*Records provided*.
============

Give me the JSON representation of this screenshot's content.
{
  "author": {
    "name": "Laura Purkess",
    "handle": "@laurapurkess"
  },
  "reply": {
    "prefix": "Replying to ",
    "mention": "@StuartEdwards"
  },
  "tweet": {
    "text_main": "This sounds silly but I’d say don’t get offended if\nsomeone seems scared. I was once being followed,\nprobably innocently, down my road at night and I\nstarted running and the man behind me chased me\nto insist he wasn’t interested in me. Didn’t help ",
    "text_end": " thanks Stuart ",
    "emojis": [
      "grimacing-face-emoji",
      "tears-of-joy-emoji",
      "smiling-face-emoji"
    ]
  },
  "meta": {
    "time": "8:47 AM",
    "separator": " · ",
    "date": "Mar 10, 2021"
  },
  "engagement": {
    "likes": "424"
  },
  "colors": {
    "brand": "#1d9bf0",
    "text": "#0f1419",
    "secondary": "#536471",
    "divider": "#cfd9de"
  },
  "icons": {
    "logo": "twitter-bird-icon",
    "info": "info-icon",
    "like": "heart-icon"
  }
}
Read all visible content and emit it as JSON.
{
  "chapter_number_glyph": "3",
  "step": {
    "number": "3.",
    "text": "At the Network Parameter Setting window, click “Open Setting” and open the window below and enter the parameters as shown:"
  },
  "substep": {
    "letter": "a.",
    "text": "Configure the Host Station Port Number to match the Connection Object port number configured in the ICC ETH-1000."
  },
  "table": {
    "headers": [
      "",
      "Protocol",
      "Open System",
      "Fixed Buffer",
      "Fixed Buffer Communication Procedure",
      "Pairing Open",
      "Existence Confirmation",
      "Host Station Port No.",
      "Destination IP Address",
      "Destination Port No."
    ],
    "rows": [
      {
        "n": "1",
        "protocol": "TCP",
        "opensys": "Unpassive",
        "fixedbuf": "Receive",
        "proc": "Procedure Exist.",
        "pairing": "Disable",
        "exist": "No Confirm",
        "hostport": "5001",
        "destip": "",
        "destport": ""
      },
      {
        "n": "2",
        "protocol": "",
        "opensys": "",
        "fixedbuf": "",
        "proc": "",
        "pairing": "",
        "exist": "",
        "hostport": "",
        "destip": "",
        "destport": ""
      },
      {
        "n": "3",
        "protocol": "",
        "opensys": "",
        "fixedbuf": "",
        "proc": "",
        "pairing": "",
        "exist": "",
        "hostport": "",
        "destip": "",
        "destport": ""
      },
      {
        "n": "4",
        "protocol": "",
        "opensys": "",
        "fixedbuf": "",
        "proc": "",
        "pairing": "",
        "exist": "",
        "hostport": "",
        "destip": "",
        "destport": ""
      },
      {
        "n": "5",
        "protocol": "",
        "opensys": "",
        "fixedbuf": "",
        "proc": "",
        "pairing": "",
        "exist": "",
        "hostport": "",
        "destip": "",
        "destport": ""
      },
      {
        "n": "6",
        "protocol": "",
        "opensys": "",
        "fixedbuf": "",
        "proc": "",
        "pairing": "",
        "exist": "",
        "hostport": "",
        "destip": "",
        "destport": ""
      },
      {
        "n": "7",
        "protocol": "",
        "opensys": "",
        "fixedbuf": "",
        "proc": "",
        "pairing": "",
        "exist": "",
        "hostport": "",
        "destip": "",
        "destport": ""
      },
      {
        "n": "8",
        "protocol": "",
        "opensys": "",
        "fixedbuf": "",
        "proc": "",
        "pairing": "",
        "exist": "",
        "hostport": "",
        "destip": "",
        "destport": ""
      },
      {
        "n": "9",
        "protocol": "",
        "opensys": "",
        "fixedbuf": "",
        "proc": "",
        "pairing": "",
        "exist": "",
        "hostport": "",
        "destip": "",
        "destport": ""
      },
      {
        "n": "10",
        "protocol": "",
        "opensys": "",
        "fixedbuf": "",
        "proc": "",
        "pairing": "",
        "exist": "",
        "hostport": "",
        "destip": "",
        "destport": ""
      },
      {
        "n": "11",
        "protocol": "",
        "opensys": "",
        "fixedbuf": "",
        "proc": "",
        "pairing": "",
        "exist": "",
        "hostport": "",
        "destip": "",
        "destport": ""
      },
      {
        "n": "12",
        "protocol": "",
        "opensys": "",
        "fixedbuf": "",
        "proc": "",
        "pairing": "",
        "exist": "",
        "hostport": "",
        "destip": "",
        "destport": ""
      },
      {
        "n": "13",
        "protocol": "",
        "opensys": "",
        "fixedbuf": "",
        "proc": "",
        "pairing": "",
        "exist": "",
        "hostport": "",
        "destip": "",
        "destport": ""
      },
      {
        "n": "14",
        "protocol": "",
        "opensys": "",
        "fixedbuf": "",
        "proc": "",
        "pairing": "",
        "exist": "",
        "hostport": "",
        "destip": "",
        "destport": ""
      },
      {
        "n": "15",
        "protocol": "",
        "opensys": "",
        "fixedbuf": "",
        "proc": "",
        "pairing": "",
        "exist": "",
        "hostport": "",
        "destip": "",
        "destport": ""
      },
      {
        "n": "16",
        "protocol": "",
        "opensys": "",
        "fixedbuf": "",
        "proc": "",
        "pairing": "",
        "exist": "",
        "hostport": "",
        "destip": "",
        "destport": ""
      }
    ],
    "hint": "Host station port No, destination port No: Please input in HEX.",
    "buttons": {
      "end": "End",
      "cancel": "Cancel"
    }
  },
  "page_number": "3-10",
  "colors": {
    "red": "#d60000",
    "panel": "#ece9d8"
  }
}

============

*Requirement*. Transcribe each entry exactly.

*The reply*.
Give me the JSON representation of this screenshot's content.
{
  "author": {
    "name": "Laura Purkess",
    "handle": "@laurapurkess"
  },
  "reply": {
    "prefix": "Replying to ",
    "mention": "@StuartEdwards"
  },
  "tweet": {
    "text_main": "This sounds silly but I’d say don’t get offended if\nsomeone seems scared. I was once being followed,\nprobably innocently, down my road at night and I\nstarted running and the man behind me chased me\nto insist he wasn’t interested in me. Didn’t help ",
    "text_end": " thanks Stuart ",
    "emojis": [
      "grimacing-face-emoji",
      "tears-of-joy-emoji",
      "smiling-face-emoji"
    ]
  },
  "meta": {
    "time": "8:47 AM",
    "separator": " · ",
    "date": "Mar 10, 2021"
  },
  "engagement": {
    "likes": "424"
  },
  "colors": {
    "brand": "#1d9bf0",
    "text": "#0f1419",
    "secondary": "#536471",
    "divider": "#cfd9de"
  },
  "icons": {
    "logo": "twitter-bird-icon",
    "info": "info-icon",
    "like": "heart-icon"
  }
}
Read all visible content and emit it as JSON.
{
  "chapter_number_glyph": "3",
  "step": {
    "number": "3.",
    "text": "At the Network Parameter Setting window, click “Open Setting” and open the window below and enter the parameters as shown:"
  },
  "substep": {
    "letter": "a.",
    "text": "Configure the Host Station Port Number to match the Connection Object port number configured in the ICC ETH-1000."
  },
  "table": {
    "headers": [
      "",
      "Protocol",
      "Open System",
      "Fixed Buffer",
      "Fixed Buffer Communication Procedure",
      "Pairing Open",
      "Existence Confirmation",
      "Host Station Port No.",
      "Destination IP Address",
      "Destination Port No."
    ],
    "rows": [
      {
        "n": "1",
        "protocol": "TCP",
        "opensys": "Unpassive",
        "fixedbuf": "Receive",
        "proc": "Procedure Exist.",
        "pairing": "Disable",
        "exist": "No Confirm",
        "hostport": "5001",
        "destip": "",
        "destport": ""
      },
      {
        "n": "2",
        "protocol": "",
        "opensys": "",
        "fixedbuf": "",
        "proc": "",
        "pairing": "",
        "exist": "",
        "hostport": "",
        "destip": "",
        "destport": ""
      },
      {
        "n": "3",
        "protocol": "",
        "opensys": "",
        "fixedbuf": "",
        "proc": "",
        "pairing": "",
        "exist": "",
        "hostport": "",
        "destip": "",
        "destport": ""
      },
      {
        "n": "4",
        "protocol": "",
        "opensys": "",
        "fixedbuf": "",
        "proc": "",
        "pairing": "",
        "exist": "",
        "hostport": "",
        "destip": "",
        "destport": ""
      },
      {
        "n": "5",
        "protocol": "",
        "opensys": "",
        "fixedbuf": "",
        "proc": "",
        "pairing": "",
        "exist": "",
        "hostport": "",
        "destip": "",
        "destport": ""
      },
      {
        "n": "6",
        "protocol": "",
        "opensys": "",
        "fixedbuf": "",
        "proc": "",
        "pairing": "",
        "exist": "",
        "hostport": "",
        "destip": "",
        "destport": ""
      },
      {
        "n": "7",
        "protocol": "",
        "opensys": "",
        "fixedbuf": "",
        "proc": "",
        "pairing": "",
        "exist": "",
        "hostport": "",
        "destip": "",
        "destport": ""
      },
      {
        "n": "8",
        "protocol": "",
        "opensys": "",
        "fixedbuf": "",
        "proc": "",
        "pairing": "",
        "exist": "",
        "hostport": "",
        "destip": "",
        "destport": ""
      },
      {
        "n": "9",
        "protocol": "",
        "opensys": "",
        "fixedbuf": "",
        "proc": "",
        "pairing": "",
        "exist": "",
        "hostport": "",
        "destip": "",
        "destport": ""
      },
      {
        "n": "10",
        "protocol": "",
        "opensys": "",
        "fixedbuf": "",
        "proc": "",
        "pairing": "",
        "exist": "",
        "hostport": "",
        "destip": "",
        "destport": ""
      },
      {
        "n": "11",
        "protocol": "",
        "opensys": "",
        "fixedbuf": "",
        "proc": "",
        "pairing": "",
        "exist": "",
        "hostport": "",
        "destip": "",
        "destport": ""
      },
      {
        "n": "12",
        "protocol": "",
        "opensys": "",
        "fixedbuf": "",
        "proc": "",
        "pairing": "",
        "exist": "",
        "hostport": "",
        "destip": "",
        "destport": ""
      },
      {
        "n": "13",
        "protocol": "",
        "opensys": "",
        "fixedbuf": "",
        "proc": "",
        "pairing": "",
        "exist": "",
        "hostport": "",
        "destip": "",
        "destport": ""
      },
      {
        "n": "14",
        "protocol": "",
        "opensys": "",
        "fixedbuf": "",
        "proc": "",
        "pairing": "",
        "exist": "",
        "hostport": "",
        "destip": "",
        "destport": ""
      },
      {
        "n": "15",
        "protocol": "",
        "opensys": "",
        "fixedbuf": "",
        "proc": "",
        "pairing": "",
        "exist": "",
        "hostport": "",
        "destip": "",
        "destport": ""
      },
      {
        "n": "16",
        "protocol": "",
        "opensys": "",
        "fixedbuf": "",
        "proc": "",
        "pairing": "",
        "exist": "",
        "hostport": "",
        "destip": "",
        "destport": ""
      }
    ],
    "hint": "Host station port No, destination port No: Please input in HEX.",
    "buttons": {
      "end": "End",
      "cancel": "Cancel"
    }
  },
  "page_number": "3-10",
  "colors": {
    "red": "#d60000",
    "panel": "#ece9d8"
  }
}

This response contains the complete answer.